Alıştırma yönergeleri.
**a)** ÖSYM kopya davası haberinde "İddianamede, Oruç Ali" ifadesinden "ifadelerin bulunduğu kaydedildi." ifadesine kadar olan bölümü, "muhabirinin" yerine "editörünün" koyarak güncelleyin.
**b)** ÖSYM kopya davası haberini son cümlesinden sonra sürdürün.

Sayfa alıntısı.
'''

A.A
Oluşturulma Tarihi: Ocak 06, 2011 10:33
“Suç örgütü kurarak, önceden anlaştıkları kişilerin ÖSYM sınavlarında kopya çekmelerini sağladıkları” iddiasıyla haklarında dava açılan bir kısmı üniversite görevlisi 30 sanığın yargılanmasına 19 Ocak Çarşamba başlanacak. Dava, Ankara 7. Ağır Ceza Mahkemesinde görülecek.
Ankara Cumhuriyet Başsavcılığının hazırladığı iddianameyi kabul eden Ankara 7. Ağır Ceza Mahkemesi tensip zaptını düzenledi. Mahkeme, tensip zaptıyla birlikte, Ankara'da bulunmayan sanıkların savunmalarının alınması için sanıkların bulundukları yerin ağır ceza mahkemelerine talimat yazdı.
İddianamede, Oruç Ali Uğur'un kurduğu ve yönettiği suç örgütü aracılığıyla, Mart 2010'daki ÜDS, Nisan 2010'daki YGS, Mayıs 2010'daki KPDS ve ALES, Haziran 2010'daki LYS, Temmuz 2010'daki KPSS'de kopya çekildiğine ilişkin iddialara yer verilirken, Uğur'un, 7 yıldan 27 yıla kadar hapis cezasına mahkum edilmesi istendi.
İddianamede, 13 Eylül 2009'da gerçekleştirilen ve daha sonra iptal edilen Polis Meslek Yüksek Okulları Öğrenci Adaylığı Sınavının yapıldığı gün, internethaber.com sitesi muhabirinin ÖSYM'yi arayarak, “Sınavla ilgili bir haberin sitelerinde yer aldığını ve elektronik ortamda kendilerine 'Skandal yaratacak büyük iddia' başlığıyla email gönderildiğini” bildirdiği belirtildi ve siteye gönderilen mesajda, sınav sorularının ele geçirilerek, bazı dershanelerce özel olarak seçilen öğrencilere iletildiğine ilişkin ifadelerin bulunduğu kaydedildi.

'''

Gösterilen bilgiler.
'''

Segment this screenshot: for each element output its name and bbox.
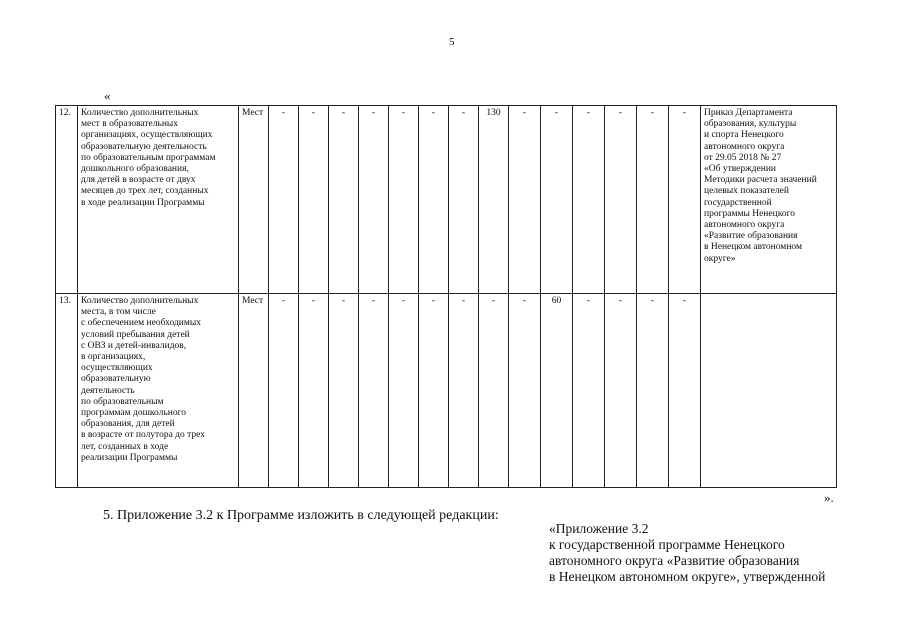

'''

Görev sonuçları.
**a)**
İddianamede, Oruç Ali Uğur'un kurduğu ve yönettiği suç örgütü aracılığıyla, Mart 2010'daki ÜDS, Nisan 2010'daki YGS, Mayıs 2010'daki KPDS ve ALES, Haziran 2010'daki LYS, Temmuz 2010'daki KPSS'de kopya çekildiğine ilişkin iddialara yer verilirken, Uğur'un, 7 yıldan 27 yıla kadar hapis cezasına mahkum edilmesi istendi.
İddianamede, 13 Eylül 2009'da gerçekleştirilen ve daha sonra iptal edilen Polis Meslek Yüksek Okulları Öğrenci Adaylığı Sınavının yapıldığı gün, internethaber.com sitesi editörünün ÖSYM'yi arayarak, “Sınavla ilgili bir haberin sitelerinde yer aldığını ve elektronik ortamda kendilerine 'Skandal yaratacak büyük iddia' başlığıyla email gönderildiğini” bildirdiği belirtildi ve siteye gönderilen mesajda, sınav sorularının ele geçirilerek, bazı dershanelerce özel olarak seçilen öğrencilere iletildiğine ilişkin ifadelerin bulunduğu kaydedildi.

**b)**
BURSA'DA KAYIP 2 KİTAPÇIK
ÖSYM de savcılığa, “Sınav soru kitapçıklarının kontrolü sırasında Bursa Sınav Merkezindeki bir salona atanan 40 adaydan 37'sinin sınava katıldığını, ancak sınav sonrası 38 soru kitapçığının teslim alındığını, sınava girmeyen adaylara ait 2 soru kitapçığının bulunmadığını” ve “sınav sorularının deneme sınavlarından esinlenerek hazırlanmadığını ve internetteki 103 sorudan 88'inin sınav sorularıyla benzerlikler gösterdiğini” belirtti.
İnternet sitesine email gönderen kişinin tespit edilemediği, ancak email'in ekinin incelendiği anlatılan iddianamede, olayla ilgili çalışma kapsamında, şüphelilerin tespiti amacıyla Emniyet Genel Müdürlüğü Bilişim Suçları ile Mücadele Şube Müdürlüğüne yazılan müzekkere sonucunda Oruç Ali Uğur'un da arasında bulunduğu bazı sanıkların teknik takibe alındığına yer verildi.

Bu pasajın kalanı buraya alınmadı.